Segment Start: PAGE EXTRACT
Tomnod: How to join the virtual search party scanning satellite imagery for missing flight MH370
Fresh satellite imagery from the Gulf of Thailand has been posted online, with users encourage to scan the ocean for signs of the missing flight

A satellite company has set up a crowd-sourcing initiative encouraging internet users to scan and tag images of more than 1,200 square miles of ocean to locate missing Malaysian Airlines flight MH370.
Tomnod, which takes its name from the Mongolian word for “big eye”, has previously been used in response to Typhoon Haiyan, which hit the Philippines last November. During that campaign volunteers tagged over 60,000 objects of interest from satellite photos, information that the company then passed on to disaster relief teams.
Just hours after the disappearance of flight MH370 and its 239 passengers DigitalGlobe, the digital mapping company who run the Tomnod site, repositioned two of their five satellites over the Gulf of Thailand region – the last known location of the aircraft.
The online response was enough to crash the site, but not before internet users had viewed DigitalGlobe’s maps six million times. The virtual search party are given directions to tag any hints of airplane wreckage, life rafts, oil slicks or “anything interesting or suspicious”.

An algorithm tallies all of these tags and then flags up any areas of the ocean that consistently attract attention. So far the tagging efforts have not produced anything conclusive, though DigitalGlobe planned to expand the amount of images available earlier this week.
Speaking to Wired.co.uk, Luke Barrington, a senior manager at Digital Globe, said "getting through all those pixels is difficult, and we're looking for a feature that isn't specifically defined. I imagine at this stage - and I hope we're wrong - it's not going to look like regular plane. This is why we ask for the public's help.”
The company’s satellites circle the Earth from the North to the South Pole at a height of between 400 and 700 kilometres, with each orbit taking just 90 minutes.
Although DigitalGlobe makes their money from large contracts from governments and commercial clients, they say they are more than happy to provide the imagery for searches like this for free - just like the volunteers who scan the pictures are providing their time for free.
"That's all part of our vision of seeing a better world and is a large reason I work here,” Barrington told Mercury News.
Segment End: PAGE EXTRACT
Segment Start: RECORDS
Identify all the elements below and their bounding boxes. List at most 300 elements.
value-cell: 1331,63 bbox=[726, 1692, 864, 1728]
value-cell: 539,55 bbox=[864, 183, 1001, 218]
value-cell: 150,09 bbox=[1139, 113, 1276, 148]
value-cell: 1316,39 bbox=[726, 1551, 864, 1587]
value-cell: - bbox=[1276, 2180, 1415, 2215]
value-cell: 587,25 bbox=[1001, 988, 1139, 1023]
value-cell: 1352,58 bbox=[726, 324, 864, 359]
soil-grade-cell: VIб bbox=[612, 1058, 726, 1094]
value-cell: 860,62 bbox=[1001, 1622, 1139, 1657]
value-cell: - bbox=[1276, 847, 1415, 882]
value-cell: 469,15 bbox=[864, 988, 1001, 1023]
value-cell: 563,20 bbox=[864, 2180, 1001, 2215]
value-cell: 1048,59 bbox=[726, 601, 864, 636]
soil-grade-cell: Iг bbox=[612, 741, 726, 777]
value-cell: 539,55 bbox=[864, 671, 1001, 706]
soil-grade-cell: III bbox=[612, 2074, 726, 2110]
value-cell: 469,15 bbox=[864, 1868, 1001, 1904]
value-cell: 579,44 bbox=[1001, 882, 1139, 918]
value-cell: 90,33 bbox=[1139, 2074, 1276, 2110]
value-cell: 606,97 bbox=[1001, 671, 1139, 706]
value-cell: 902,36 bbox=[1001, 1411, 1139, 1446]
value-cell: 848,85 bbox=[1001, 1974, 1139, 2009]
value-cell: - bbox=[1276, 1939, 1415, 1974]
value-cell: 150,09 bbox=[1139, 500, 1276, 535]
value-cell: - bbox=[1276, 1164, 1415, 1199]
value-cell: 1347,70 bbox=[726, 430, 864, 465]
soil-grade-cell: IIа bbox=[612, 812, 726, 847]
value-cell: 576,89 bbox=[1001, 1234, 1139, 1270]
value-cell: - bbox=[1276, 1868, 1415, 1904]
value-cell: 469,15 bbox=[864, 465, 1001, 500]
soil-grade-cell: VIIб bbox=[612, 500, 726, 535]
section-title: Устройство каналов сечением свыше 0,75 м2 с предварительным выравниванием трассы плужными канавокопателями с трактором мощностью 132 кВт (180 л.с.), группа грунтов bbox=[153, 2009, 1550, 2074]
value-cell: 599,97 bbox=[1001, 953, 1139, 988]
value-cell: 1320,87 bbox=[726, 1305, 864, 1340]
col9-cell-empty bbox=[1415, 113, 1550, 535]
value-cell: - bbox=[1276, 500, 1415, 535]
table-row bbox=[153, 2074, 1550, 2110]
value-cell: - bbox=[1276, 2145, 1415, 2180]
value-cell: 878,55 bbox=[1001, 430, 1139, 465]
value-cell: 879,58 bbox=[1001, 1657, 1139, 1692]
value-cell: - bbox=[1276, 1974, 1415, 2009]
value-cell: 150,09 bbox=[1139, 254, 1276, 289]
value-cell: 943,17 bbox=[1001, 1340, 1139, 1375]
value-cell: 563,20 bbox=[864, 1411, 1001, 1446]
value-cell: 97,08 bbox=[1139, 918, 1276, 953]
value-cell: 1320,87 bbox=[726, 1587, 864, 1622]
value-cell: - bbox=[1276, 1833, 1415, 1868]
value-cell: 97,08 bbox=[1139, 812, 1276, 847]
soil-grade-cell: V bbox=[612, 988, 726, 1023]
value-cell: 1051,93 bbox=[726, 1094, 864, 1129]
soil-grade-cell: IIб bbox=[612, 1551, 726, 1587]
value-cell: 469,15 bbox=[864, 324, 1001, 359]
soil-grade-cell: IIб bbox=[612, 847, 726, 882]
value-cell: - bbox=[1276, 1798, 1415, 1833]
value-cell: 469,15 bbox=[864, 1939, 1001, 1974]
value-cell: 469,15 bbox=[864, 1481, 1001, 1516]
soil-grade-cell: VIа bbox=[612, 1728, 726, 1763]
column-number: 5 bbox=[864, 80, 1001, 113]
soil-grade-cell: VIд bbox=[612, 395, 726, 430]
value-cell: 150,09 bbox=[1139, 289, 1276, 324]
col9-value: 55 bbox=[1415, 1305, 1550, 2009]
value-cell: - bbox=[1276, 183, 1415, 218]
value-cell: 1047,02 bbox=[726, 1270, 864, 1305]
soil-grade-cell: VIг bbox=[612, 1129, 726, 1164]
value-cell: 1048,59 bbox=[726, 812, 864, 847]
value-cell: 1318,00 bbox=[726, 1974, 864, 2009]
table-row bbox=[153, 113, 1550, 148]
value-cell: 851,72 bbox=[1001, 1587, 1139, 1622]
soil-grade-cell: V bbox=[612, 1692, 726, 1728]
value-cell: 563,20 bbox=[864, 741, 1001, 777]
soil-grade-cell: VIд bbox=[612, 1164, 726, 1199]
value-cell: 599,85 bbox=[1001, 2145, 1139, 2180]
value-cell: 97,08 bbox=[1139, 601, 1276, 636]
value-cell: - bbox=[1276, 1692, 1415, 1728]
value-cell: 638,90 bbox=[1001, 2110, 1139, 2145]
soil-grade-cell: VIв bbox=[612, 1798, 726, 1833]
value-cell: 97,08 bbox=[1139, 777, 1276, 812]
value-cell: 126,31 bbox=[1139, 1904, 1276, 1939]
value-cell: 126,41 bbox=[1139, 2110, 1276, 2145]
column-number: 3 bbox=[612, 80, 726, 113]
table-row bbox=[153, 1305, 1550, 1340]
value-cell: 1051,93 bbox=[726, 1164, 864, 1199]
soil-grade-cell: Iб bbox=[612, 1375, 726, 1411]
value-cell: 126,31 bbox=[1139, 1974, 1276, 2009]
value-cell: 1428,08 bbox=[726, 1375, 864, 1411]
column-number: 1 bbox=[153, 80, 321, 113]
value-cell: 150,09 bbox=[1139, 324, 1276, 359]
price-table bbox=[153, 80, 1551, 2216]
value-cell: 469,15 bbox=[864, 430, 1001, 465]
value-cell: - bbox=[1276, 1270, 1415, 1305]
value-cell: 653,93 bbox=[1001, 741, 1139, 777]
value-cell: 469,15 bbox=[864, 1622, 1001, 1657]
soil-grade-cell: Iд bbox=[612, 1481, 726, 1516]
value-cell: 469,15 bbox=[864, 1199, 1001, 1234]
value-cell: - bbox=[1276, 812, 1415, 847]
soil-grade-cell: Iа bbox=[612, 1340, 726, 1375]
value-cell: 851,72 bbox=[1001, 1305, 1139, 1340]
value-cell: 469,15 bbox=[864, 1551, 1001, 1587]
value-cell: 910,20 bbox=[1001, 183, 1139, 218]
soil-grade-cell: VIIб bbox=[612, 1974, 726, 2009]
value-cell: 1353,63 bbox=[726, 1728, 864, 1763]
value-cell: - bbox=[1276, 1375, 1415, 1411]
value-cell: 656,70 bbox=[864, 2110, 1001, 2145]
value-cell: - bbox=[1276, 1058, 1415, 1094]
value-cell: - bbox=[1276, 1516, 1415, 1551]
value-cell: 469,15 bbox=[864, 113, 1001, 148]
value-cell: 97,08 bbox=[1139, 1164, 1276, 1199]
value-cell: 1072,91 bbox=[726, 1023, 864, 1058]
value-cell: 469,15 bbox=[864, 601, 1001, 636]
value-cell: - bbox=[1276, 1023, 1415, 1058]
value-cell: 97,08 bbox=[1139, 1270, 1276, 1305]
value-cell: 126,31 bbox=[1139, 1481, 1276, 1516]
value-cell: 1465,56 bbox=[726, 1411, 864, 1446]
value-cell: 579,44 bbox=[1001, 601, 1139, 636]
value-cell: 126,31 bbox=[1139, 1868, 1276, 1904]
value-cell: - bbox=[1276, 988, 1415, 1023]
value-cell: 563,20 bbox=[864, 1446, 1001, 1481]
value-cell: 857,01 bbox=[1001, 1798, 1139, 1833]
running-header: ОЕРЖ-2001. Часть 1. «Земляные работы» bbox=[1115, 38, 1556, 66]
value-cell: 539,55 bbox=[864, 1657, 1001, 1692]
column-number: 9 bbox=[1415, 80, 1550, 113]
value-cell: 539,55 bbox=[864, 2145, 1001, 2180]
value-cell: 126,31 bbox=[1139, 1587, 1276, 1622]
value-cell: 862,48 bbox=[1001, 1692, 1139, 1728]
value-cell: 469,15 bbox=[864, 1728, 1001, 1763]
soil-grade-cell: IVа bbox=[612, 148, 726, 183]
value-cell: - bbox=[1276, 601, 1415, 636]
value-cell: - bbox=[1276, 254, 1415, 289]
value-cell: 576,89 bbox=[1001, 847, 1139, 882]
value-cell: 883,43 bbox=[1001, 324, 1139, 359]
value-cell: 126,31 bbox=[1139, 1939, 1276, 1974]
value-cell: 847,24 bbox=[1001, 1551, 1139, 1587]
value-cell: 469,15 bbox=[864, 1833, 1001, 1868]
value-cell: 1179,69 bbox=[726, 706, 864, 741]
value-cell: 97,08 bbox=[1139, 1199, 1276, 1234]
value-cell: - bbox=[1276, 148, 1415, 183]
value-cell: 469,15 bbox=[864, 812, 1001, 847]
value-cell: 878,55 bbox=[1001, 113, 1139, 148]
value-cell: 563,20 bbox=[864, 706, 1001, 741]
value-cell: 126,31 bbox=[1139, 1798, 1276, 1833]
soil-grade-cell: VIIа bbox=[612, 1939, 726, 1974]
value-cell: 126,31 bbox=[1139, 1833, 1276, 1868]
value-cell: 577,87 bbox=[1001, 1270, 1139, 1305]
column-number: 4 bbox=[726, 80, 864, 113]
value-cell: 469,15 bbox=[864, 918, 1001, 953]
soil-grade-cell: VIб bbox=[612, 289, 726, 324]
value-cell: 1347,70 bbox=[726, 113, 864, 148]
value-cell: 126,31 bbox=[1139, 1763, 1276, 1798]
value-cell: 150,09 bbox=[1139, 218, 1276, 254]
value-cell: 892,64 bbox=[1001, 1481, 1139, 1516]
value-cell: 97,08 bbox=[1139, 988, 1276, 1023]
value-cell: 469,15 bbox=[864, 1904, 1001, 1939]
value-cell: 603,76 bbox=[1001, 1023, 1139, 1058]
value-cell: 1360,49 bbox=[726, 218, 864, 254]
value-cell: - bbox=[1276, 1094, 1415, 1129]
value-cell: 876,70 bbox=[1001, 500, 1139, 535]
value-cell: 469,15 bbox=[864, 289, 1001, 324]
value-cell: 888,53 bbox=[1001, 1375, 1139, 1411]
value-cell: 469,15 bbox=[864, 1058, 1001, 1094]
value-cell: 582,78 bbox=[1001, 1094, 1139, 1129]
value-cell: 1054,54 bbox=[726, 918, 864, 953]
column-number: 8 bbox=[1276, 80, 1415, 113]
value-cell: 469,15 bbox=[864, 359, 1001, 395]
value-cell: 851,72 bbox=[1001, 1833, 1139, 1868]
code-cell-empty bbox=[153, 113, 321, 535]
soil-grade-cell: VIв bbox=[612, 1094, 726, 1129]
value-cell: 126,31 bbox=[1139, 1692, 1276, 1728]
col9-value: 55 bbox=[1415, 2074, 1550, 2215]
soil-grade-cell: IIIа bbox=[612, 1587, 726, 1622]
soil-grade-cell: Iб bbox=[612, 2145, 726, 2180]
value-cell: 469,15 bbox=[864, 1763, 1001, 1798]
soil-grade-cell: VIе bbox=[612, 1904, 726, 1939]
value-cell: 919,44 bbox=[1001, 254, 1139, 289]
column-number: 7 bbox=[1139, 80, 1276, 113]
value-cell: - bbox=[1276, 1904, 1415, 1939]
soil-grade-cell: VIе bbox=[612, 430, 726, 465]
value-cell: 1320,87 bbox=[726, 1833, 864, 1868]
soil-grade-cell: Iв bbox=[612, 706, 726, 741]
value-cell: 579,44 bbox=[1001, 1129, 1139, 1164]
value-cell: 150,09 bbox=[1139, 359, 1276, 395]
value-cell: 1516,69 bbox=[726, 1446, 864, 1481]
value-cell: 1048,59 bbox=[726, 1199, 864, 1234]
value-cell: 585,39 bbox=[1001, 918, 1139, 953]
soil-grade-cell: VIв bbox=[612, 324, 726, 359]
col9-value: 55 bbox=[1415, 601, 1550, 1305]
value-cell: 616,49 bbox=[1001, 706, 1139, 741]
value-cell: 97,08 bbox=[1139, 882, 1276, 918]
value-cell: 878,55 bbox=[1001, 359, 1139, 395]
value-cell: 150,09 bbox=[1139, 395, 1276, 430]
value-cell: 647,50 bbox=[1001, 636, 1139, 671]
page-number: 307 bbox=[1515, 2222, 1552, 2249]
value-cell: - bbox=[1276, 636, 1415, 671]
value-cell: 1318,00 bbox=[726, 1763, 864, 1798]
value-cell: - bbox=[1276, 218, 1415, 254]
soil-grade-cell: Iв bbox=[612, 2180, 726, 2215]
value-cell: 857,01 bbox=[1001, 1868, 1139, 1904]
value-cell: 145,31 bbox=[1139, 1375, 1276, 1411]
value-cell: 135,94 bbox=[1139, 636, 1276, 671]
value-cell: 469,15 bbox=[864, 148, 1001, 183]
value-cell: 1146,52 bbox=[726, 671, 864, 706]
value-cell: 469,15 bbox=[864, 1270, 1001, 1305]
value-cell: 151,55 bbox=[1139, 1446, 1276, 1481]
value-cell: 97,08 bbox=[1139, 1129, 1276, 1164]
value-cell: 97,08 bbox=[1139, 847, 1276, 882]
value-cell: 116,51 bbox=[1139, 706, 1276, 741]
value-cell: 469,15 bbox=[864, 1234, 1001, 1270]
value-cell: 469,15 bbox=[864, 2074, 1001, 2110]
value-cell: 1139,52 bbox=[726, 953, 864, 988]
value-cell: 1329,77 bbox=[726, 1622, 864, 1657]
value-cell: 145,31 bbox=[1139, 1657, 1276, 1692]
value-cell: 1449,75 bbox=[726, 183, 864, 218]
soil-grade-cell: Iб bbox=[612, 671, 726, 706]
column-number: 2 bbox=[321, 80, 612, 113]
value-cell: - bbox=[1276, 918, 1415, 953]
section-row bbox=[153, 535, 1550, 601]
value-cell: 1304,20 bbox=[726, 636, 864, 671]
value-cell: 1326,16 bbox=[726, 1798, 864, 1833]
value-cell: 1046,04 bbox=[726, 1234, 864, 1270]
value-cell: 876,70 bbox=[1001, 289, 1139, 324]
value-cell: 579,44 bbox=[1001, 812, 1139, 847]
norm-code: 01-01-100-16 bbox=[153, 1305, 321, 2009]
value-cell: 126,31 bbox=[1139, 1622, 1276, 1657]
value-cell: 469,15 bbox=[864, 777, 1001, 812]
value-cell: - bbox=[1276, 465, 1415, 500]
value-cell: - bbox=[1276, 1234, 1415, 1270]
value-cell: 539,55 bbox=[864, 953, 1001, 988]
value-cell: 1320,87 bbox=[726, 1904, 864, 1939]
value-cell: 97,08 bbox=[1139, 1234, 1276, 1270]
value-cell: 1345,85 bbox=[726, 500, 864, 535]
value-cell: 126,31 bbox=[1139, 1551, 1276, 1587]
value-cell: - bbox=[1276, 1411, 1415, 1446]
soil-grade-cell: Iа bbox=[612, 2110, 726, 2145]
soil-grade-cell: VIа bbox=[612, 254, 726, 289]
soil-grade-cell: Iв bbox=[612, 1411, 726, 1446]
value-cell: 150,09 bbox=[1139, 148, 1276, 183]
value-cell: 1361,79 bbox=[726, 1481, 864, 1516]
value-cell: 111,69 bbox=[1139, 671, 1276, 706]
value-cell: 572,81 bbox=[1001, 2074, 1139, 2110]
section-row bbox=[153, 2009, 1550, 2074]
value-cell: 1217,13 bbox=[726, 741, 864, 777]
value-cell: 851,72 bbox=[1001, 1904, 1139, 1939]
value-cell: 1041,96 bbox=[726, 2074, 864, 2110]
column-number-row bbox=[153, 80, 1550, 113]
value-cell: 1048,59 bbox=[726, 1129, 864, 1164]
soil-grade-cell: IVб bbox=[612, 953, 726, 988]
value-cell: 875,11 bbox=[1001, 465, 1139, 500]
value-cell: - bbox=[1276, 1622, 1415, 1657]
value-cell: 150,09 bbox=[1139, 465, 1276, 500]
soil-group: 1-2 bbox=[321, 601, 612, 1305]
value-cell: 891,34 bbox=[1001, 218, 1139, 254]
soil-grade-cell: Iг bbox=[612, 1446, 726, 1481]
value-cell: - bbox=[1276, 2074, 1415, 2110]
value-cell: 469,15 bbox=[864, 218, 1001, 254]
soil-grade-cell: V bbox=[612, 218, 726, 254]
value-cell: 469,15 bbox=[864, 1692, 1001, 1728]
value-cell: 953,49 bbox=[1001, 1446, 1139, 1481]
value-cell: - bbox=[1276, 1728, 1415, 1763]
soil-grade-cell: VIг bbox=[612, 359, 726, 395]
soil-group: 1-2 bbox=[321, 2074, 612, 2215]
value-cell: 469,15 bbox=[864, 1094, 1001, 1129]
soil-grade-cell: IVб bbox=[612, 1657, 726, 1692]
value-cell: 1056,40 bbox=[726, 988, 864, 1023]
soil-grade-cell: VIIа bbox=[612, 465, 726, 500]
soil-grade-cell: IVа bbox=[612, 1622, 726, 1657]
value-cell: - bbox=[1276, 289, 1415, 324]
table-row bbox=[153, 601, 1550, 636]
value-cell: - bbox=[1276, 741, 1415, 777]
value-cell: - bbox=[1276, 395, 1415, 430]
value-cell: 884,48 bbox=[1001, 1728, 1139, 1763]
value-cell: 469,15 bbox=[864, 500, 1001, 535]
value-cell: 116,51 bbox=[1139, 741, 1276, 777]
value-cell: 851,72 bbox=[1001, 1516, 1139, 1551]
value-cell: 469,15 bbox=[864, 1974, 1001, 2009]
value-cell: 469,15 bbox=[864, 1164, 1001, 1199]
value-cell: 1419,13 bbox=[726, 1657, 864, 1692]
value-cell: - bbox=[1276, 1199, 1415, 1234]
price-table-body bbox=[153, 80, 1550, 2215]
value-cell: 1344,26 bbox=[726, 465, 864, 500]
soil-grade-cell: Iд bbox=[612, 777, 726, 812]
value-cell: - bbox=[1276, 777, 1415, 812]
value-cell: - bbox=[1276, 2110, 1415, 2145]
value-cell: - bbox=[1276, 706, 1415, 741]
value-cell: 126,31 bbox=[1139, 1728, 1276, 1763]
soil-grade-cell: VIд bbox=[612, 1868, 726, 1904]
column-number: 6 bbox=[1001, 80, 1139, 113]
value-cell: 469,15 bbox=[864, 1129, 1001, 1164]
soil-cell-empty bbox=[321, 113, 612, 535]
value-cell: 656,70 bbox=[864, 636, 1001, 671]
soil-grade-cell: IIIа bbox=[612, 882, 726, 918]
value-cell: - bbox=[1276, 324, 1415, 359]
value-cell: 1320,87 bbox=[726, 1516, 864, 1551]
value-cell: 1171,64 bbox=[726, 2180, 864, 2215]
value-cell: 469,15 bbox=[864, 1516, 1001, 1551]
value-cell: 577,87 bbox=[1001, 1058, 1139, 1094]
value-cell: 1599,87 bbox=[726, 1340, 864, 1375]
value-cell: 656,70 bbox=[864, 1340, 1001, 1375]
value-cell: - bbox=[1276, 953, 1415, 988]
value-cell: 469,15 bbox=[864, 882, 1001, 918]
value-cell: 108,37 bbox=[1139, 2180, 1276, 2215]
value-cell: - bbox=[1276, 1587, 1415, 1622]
Segment End: RECORDS
*WHAT THE TASK REQUIRES*.
Answer these questions from the Tomnod article:
1. What does the Mongolian word that gives Tomnod its name mean?
2. How many of DigitalGlobe's satellites were repositioned over the Gulf of Thailand?
3. How long does each orbit of the company's satellites take?

*RESPONSE TO THE TASK*.
1. "Big eye"
2. Two of its five satellites
3. 90 minutes